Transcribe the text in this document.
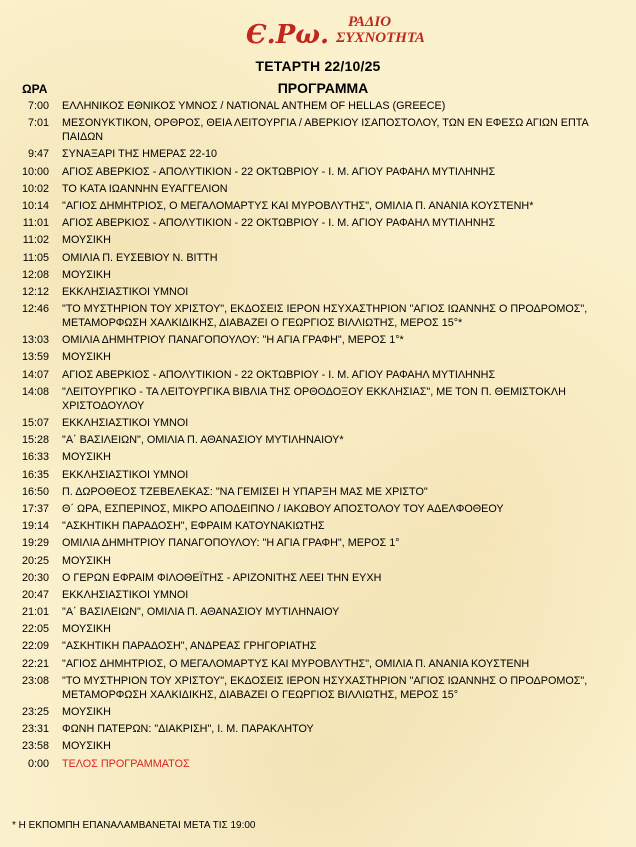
Є.Ρω.	ΡΑΔΙΟ
ΣΥΧΝΟΤΗΤΑ
ΤΕΤΑΡΤΗ 22/10/25
ΩΡΑ	ΠΡΟΓΡΑΜΜΑ
7:00	ΕΛΛΗΝΙΚΟΣ ΕΘΝΙΚΟΣ ΥΜΝΟΣ / NATIONAL ANTHEM OF HELLAS (GREECE)
7:01	ΜΕΣΟΝΥΚΤΙΚΟΝ, ΟΡΘΡΟΣ, ΘΕΙΑ ΛΕΙΤΟΥΡΓΙΑ / ΑΒΕΡΚΙΟΥ ΙΣΑΠΟΣΤΟΛΟΥ, ΤΩΝ ΕΝ ΕΦΕΣΩ ΑΓΙΩΝ ΕΠΤΑ ΠΑΙΔΩΝ
9:47	ΣΥΝΑΞΑΡΙ ΤΗΣ ΗΜΕΡΑΣ 22-10
10:00	ΑΓΙΟΣ ΑΒΕΡΚΙΟΣ - ΑΠΟΛΥΤΙΚΙΟΝ - 22 ΟΚΤΩΒΡΙΟΥ - Ι. Μ. ΑΓΙΟΥ ΡΑΦΑΗΛ ΜΥΤΙΛΗΝΗΣ
10:02	ΤΟ ΚΑΤΑ ΙΩΑΝΝΗΝ ΕΥΑΓΓΕΛΙΟΝ
10:14	"ΑΓΙΟΣ ΔΗΜΗΤΡΙΟΣ, Ο ΜΕΓΑΛΟΜΑΡΤΥΣ ΚΑΙ ΜΥΡΟΒΛΥΤΗΣ", ΟΜΙΛΙΑ Π. ΑΝΑΝΙΑ ΚΟΥΣΤΕΝΗ*
11:01	ΑΓΙΟΣ ΑΒΕΡΚΙΟΣ - ΑΠΟΛΥΤΙΚΙΟΝ - 22 ΟΚΤΩΒΡΙΟΥ - Ι. Μ. ΑΓΙΟΥ ΡΑΦΑΗΛ ΜΥΤΙΛΗΝΗΣ
11:02	ΜΟΥΣΙΚΗ
11:05	ΟΜΙΛΙΑ Π. ΕΥΣΕΒΙΟΥ Ν. ΒΙΤΤΗ
12:08	ΜΟΥΣΙΚΗ
12:12	ΕΚΚΛΗΣΙΑΣΤΙΚΟΙ ΥΜΝΟΙ
12:46	"ΤΟ ΜΥΣΤΗΡΙΟΝ ΤΟΥ ΧΡΙΣΤΟΥ", ΕΚΔΟΣΕΙΣ ΙΕΡΟΝ ΗΣΥΧΑΣΤΗΡΙΟΝ "ΑΓΙΟΣ ΙΩΑΝΝΗΣ Ο ΠΡΟΔΡΟΜΟΣ", ΜΕΤΑΜΟΡΦΩΣΗ ΧΑΛΚΙΔΙΚΗΣ, ΔΙΑΒΑΖΕΙ Ο ΓΕΩΡΓΙΟΣ ΒΙΛΛΙΩΤΗΣ, ΜΕΡΟΣ 15°*
13:03	ΟΜΙΛΙΑ ΔΗΜΗΤΡΙΟΥ ΠΑΝΑΓΟΠΟΥΛΟΥ: "Η ΑΓΙΑ ΓΡΑΦΗ", ΜΕΡΟΣ 1°*
13:59	ΜΟΥΣΙΚΗ
14:07	ΑΓΙΟΣ ΑΒΕΡΚΙΟΣ - ΑΠΟΛΥΤΙΚΙΟΝ - 22 ΟΚΤΩΒΡΙΟΥ - Ι. Μ. ΑΓΙΟΥ ΡΑΦΑΗΛ ΜΥΤΙΛΗΝΗΣ
14:08	"ΛΕΙΤΟΥΡΓΙΚΟ - ΤΑ ΛΕΙΤΟΥΡΓΙΚΑ ΒΙΒΛΙΑ ΤΗΣ ΟΡΘΟΔΟΞΟΥ ΕΚΚΛΗΣΙΑΣ", ΜΕ ΤΟΝ Π. ΘΕΜΙΣΤΟΚΛΗ ΧΡΙΣΤΟΔΟΥΛΟΥ
15:07	ΕΚΚΛΗΣΙΑΣΤΙΚΟΙ ΥΜΝΟΙ
15:28	"Α΄ ΒΑΣΙΛΕΙΩΝ", ΟΜΙΛΙΑ Π. ΑΘΑΝΑΣΙΟΥ ΜΥΤΙΛΗΝΑΙΟΥ*
16:33	ΜΟΥΣΙΚΗ
16:35	ΕΚΚΛΗΣΙΑΣΤΙΚΟΙ ΥΜΝΟΙ
16:50	Π. ΔΩΡΟΘΕΟΣ ΤΖΕΒΕΛΕΚΑΣ: "ΝΑ ΓΕΜΙΣΕΙ Η ΥΠΑΡΞΗ ΜΑΣ ΜΕ ΧΡΙΣΤΟ"
17:37	Θ΄ ΩΡΑ, ΕΣΠΕΡΙΝΟΣ, ΜΙΚΡΟ ΑΠΟΔΕΙΠΝΟ / ΙΑΚΩΒΟΥ ΑΠΟΣΤΟΛΟΥ ΤΟΥ ΑΔΕΛΦΟΘΕΟΥ
19:14	"ΑΣΚΗΤΙΚΗ ΠΑΡΑΔΟΣΗ", ΕΦΡΑΙΜ ΚΑΤΟΥΝΑΚΙΩΤΗΣ
19:29	ΟΜΙΛΙΑ ΔΗΜΗΤΡΙΟΥ ΠΑΝΑΓΟΠΟΥΛΟΥ: "Η ΑΓΙΑ ΓΡΑΦΗ", ΜΕΡΟΣ 1°
20:25	ΜΟΥΣΙΚΗ
20:30	Ο ΓΕΡΩΝ ΕΦΡΑΙΜ ΦΙΛΟΘΕΪΤΗΣ - ΑΡΙΖΟΝΙΤΗΣ ΛΕΕΙ ΤΗΝ ΕΥΧΗ
20:47	ΕΚΚΛΗΣΙΑΣΤΙΚΟΙ ΥΜΝΟΙ
21:01	"Α΄ ΒΑΣΙΛΕΙΩΝ", ΟΜΙΛΙΑ Π. ΑΘΑΝΑΣΙΟΥ ΜΥΤΙΛΗΝΑΙΟΥ
22:05	ΜΟΥΣΙΚΗ
22:09	"ΑΣΚΗΤΙΚΗ ΠΑΡΑΔΟΣΗ", ΑΝΔΡΕΑΣ ΓΡΗΓΟΡΙΑΤΗΣ
22:21	"ΑΓΙΟΣ ΔΗΜΗΤΡΙΟΣ, Ο ΜΕΓΑΛΟΜΑΡΤΥΣ ΚΑΙ ΜΥΡΟΒΛΥΤΗΣ", ΟΜΙΛΙΑ Π. ΑΝΑΝΙΑ ΚΟΥΣΤΕΝΗ
23:08	"ΤΟ ΜΥΣΤΗΡΙΟΝ ΤΟΥ ΧΡΙΣΤΟΥ", ΕΚΔΟΣΕΙΣ ΙΕΡΟΝ ΗΣΥΧΑΣΤΗΡΙΟΝ "ΑΓΙΟΣ ΙΩΑΝΝΗΣ Ο ΠΡΟΔΡΟΜΟΣ", ΜΕΤΑΜΟΡΦΩΣΗ ΧΑΛΚΙΔΙΚΗΣ, ΔΙΑΒΑΖΕΙ Ο ΓΕΩΡΓΙΟΣ ΒΙΛΛΙΩΤΗΣ, ΜΕΡΟΣ 15°
23:25	ΜΟΥΣΙΚΗ
23:31	ΦΩΝΗ ΠΑΤΕΡΩΝ: "ΔΙΑΚΡΙΣΗ", Ι. Μ. ΠΑΡΑΚΛΗΤΟΥ
23:58	ΜΟΥΣΙΚΗ
0:00	ΤΕΛΟΣ ΠΡΟΓΡΑΜΜΑΤΟΣ
* Η ΕΚΠΟΜΠΗ ΕΠΑΝΑΛΑΜΒΑΝΕΤΑΙ ΜΕΤΑ ΤΙΣ 19:00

◇ ◇ ◇

Select all lines with the word "ΑΠΟΛΥΤΙΚΙΟΝ" from the entries above.

10:00	ΑΓΙΟΣ ΑΒΕΡΚΙΟΣ - ΑΠΟΛΥΤΙΚΙΟΝ - 22 ΟΚΤΩΒΡΙΟΥ - Ι. Μ. ΑΓΙΟΥ ΡΑΦΑΗΛ ΜΥΤΙΛΗΝΗΣ
11:01	ΑΓΙΟΣ ΑΒΕΡΚΙΟΣ - ΑΠΟΛΥΤΙΚΙΟΝ - 22 ΟΚΤΩΒΡΙΟΥ - Ι. Μ. ΑΓΙΟΥ ΡΑΦΑΗΛ ΜΥΤΙΛΗΝΗΣ
14:07	ΑΓΙΟΣ ΑΒΕΡΚΙΟΣ - ΑΠΟΛΥΤΙΚΙΟΝ - 22 ΟΚΤΩΒΡΙΟΥ - Ι. Μ. ΑΓΙΟΥ ΡΑΦΑΗΛ ΜΥΤΙΛΗΝΗΣ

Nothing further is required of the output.